▶ [Actions to take]:
a: Condense the paragraph of the passage about the Black Elks shrine that begins "The house underwent a number of ownership changes" into a bulleted list, keeping its main facts.
b: Write a continuation of the passage about the Black Elks shrine, picking up after its final sentence.

The house underwent a number of ownership changes, and significant alterations, over the next 100+ years. In 1950, the IBPOEW (Black Elks) purchased the property as a memorial to John Brown and operated it as their National Shrine. During the years leading up to their selling of the property in 1966, the Elks built several buildings on the then-235 acre property, including a 50 ft by 124 ft auditorium that was used as a meeting place for Elks gatherings of up to three thousand persons on Fourth of July and Labor Day weekends.

The auditorium was rented on summer weekends by a local black entrepreneur, John Bishop, who booked into that venue dozens of the biggest stars of rhythm and blues on the Chitlin' Circuit, including Ray Charles, Aretha Franklin, James Brown, Marvin Gaye, Little Richard, Chuck Berry, B. B. King, Eartha Kitt, Otis Redding, Etta James, The Coasters, and The Drifters.

Document structure recognition data
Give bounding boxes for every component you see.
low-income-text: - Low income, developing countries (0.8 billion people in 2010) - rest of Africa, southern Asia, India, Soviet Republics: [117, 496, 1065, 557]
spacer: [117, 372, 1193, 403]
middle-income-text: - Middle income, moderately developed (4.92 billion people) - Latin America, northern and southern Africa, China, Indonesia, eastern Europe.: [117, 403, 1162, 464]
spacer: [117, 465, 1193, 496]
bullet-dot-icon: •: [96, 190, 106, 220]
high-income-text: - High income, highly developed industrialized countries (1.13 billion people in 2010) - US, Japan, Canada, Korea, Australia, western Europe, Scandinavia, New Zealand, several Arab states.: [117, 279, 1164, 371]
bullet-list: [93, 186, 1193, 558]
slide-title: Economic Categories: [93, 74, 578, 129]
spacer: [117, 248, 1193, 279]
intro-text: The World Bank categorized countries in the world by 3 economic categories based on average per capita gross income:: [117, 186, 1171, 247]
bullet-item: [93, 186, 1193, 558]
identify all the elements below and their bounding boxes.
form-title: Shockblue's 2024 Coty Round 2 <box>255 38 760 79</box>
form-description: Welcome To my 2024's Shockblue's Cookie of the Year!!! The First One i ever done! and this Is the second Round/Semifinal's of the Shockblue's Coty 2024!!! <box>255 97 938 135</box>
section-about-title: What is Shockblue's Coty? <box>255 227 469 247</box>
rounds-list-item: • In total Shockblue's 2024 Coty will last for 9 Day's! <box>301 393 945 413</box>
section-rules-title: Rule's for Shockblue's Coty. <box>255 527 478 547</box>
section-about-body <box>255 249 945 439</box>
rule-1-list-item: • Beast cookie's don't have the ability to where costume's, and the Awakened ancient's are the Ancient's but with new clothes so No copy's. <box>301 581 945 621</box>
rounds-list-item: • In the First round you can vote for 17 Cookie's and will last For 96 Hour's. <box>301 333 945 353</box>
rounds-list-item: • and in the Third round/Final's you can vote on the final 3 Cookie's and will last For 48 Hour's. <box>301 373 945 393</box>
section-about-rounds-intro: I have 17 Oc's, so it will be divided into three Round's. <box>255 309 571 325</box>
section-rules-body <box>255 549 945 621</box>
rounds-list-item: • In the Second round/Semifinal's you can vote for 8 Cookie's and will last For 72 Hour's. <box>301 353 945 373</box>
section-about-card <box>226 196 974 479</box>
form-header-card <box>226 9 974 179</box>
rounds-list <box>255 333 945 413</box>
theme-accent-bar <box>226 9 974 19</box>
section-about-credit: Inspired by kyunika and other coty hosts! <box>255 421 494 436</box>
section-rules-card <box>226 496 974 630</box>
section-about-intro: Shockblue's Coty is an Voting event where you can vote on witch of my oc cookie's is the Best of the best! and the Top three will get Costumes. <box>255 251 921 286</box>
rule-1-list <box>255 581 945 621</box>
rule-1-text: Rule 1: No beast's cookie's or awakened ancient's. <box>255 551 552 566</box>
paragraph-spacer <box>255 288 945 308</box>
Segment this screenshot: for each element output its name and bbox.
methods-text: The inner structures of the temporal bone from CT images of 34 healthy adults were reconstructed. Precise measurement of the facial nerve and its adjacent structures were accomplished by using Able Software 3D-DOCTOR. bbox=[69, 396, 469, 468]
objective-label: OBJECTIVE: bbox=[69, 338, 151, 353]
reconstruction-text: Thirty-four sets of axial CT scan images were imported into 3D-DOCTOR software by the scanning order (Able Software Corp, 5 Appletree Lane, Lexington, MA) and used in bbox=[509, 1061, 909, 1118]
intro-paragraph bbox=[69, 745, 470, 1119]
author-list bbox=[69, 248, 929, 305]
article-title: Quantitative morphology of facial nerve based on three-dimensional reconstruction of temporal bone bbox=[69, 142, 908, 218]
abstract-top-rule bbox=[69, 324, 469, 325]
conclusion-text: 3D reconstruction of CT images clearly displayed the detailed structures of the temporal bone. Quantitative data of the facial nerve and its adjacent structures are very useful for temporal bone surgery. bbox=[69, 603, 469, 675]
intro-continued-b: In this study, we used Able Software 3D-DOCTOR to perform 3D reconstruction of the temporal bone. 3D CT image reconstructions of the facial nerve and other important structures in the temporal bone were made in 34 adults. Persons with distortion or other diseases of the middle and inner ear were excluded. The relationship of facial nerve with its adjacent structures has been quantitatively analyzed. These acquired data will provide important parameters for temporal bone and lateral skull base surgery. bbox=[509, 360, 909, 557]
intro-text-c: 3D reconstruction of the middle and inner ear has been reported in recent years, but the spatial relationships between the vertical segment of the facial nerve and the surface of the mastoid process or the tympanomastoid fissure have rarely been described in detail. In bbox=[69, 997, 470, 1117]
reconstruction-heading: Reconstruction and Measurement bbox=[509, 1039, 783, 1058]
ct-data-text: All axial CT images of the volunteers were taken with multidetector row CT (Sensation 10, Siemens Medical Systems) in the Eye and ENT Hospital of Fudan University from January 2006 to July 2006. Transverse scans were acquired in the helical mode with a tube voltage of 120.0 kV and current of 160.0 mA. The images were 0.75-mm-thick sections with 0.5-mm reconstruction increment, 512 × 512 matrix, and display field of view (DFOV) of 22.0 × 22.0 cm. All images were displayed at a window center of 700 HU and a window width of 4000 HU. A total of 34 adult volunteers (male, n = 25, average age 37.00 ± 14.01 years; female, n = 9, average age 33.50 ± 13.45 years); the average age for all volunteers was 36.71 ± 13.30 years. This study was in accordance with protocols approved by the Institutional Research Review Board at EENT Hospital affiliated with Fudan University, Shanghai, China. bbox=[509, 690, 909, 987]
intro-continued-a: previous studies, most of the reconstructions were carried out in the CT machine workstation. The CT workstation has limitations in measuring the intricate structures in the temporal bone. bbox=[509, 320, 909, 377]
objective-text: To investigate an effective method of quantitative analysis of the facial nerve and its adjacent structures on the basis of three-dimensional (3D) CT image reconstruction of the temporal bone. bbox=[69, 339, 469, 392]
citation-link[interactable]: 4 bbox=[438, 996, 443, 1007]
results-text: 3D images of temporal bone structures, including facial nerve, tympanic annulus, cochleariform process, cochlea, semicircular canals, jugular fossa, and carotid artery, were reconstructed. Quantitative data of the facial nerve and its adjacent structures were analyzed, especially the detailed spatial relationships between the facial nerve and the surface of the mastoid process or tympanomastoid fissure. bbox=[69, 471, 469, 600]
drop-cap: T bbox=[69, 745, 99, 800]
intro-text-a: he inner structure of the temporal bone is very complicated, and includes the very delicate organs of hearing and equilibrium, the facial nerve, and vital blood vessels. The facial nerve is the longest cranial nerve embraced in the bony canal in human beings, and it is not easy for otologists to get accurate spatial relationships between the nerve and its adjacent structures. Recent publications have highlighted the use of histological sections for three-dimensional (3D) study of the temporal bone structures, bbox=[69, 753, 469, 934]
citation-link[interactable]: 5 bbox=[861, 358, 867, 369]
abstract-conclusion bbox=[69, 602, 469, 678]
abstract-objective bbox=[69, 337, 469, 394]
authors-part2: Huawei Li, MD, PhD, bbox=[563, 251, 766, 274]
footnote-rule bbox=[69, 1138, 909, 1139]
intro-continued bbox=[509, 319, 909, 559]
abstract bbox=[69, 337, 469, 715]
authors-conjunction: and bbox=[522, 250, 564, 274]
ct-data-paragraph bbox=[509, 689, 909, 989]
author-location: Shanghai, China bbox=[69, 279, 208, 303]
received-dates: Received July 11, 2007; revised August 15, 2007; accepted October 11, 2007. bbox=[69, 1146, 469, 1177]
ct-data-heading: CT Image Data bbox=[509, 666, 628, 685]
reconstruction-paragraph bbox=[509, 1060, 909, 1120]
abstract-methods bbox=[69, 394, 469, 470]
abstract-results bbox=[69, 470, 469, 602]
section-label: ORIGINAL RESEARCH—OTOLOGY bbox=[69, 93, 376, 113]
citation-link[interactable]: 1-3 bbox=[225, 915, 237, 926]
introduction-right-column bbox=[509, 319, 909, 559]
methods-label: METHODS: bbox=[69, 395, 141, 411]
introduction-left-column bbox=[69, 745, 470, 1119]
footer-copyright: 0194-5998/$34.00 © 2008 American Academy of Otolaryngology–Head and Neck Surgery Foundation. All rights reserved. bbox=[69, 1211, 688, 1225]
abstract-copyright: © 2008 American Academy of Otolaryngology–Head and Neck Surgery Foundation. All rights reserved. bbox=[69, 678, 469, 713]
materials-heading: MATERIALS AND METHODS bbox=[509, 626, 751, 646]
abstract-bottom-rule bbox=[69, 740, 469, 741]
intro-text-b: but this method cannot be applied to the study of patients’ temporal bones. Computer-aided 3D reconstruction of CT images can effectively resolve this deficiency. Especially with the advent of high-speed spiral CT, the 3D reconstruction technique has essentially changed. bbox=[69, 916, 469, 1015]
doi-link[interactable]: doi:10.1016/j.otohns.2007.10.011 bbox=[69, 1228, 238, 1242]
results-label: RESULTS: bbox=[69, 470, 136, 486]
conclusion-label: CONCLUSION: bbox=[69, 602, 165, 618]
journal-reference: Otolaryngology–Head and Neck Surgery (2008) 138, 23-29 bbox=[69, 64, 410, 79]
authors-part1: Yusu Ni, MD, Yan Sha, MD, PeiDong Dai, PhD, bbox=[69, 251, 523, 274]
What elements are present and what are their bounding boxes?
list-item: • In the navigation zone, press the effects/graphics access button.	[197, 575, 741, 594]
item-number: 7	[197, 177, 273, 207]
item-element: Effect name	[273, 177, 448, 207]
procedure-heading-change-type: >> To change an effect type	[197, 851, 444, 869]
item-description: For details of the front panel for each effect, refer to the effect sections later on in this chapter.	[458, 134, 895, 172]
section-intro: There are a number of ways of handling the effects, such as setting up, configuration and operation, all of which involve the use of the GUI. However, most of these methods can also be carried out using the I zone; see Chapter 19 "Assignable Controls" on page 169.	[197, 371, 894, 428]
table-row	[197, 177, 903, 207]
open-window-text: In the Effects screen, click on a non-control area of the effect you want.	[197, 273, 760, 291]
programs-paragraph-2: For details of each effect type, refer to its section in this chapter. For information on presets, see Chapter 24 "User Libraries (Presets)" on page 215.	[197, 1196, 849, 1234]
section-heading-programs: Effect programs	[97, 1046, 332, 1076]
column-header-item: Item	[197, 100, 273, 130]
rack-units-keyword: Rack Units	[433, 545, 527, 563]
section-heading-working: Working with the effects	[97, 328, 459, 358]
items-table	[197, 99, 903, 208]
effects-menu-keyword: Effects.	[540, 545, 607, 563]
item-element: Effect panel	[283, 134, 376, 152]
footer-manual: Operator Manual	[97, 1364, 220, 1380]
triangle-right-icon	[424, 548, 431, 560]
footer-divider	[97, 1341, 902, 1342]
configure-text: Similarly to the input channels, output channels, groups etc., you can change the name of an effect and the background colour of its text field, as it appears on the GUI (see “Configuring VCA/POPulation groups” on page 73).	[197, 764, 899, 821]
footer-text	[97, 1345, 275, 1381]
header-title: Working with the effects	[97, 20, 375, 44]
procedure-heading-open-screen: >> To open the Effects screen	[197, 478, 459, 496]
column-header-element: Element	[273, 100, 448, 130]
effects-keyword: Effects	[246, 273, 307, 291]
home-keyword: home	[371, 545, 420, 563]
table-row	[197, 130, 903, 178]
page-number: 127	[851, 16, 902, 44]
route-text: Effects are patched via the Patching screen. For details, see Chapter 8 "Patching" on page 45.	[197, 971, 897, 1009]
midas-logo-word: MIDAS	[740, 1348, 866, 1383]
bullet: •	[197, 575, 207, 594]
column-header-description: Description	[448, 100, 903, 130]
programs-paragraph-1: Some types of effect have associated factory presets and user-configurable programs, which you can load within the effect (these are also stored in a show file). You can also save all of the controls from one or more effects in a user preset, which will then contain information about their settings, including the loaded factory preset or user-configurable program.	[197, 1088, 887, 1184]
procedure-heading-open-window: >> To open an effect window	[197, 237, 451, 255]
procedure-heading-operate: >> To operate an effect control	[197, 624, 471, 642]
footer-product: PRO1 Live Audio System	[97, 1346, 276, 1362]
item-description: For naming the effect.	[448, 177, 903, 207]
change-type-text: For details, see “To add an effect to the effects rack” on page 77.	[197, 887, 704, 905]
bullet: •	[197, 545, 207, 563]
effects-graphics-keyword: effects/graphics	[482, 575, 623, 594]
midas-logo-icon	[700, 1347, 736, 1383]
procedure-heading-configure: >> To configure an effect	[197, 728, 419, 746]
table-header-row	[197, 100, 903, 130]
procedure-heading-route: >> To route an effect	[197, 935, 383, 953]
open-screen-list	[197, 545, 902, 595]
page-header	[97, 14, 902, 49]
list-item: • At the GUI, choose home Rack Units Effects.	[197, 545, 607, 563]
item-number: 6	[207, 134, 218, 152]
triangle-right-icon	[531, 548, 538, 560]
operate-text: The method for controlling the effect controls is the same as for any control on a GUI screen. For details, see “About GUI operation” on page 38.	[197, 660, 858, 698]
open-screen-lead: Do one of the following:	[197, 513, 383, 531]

▶ [Per-task outputs]:
a:
- The house changed owners several times and was significantly altered over more than 100 years.
- In 1950 the IBPOEW (Black Elks) bought the property as a memorial to John Brown and ran it as their National Shrine.
- Before selling it in 1966, the Elks put up several buildings on what was then a 235-acre property.
- These included a 50 ft by 124 ft auditorium, where Elks gatherings of up to three thousand people met on Fourth of July and Labor Day weekends.

b:
When it was designated a National Historic Landmark in 1974, it was described as a 2 1/2-story house that used stone, brick and log construction with a stucco overlay. It had four bays, with a double-tiered porch running outside three rooms on the first and second floors. There were two rooms in the attic, and a small shed addition to the rear. An interior stair links the central rooms inside, and an exterior stair links the porch's two levels.

The house then underwent a major restoration effort, funded by public and private sources, to return it to its 1850s appearance.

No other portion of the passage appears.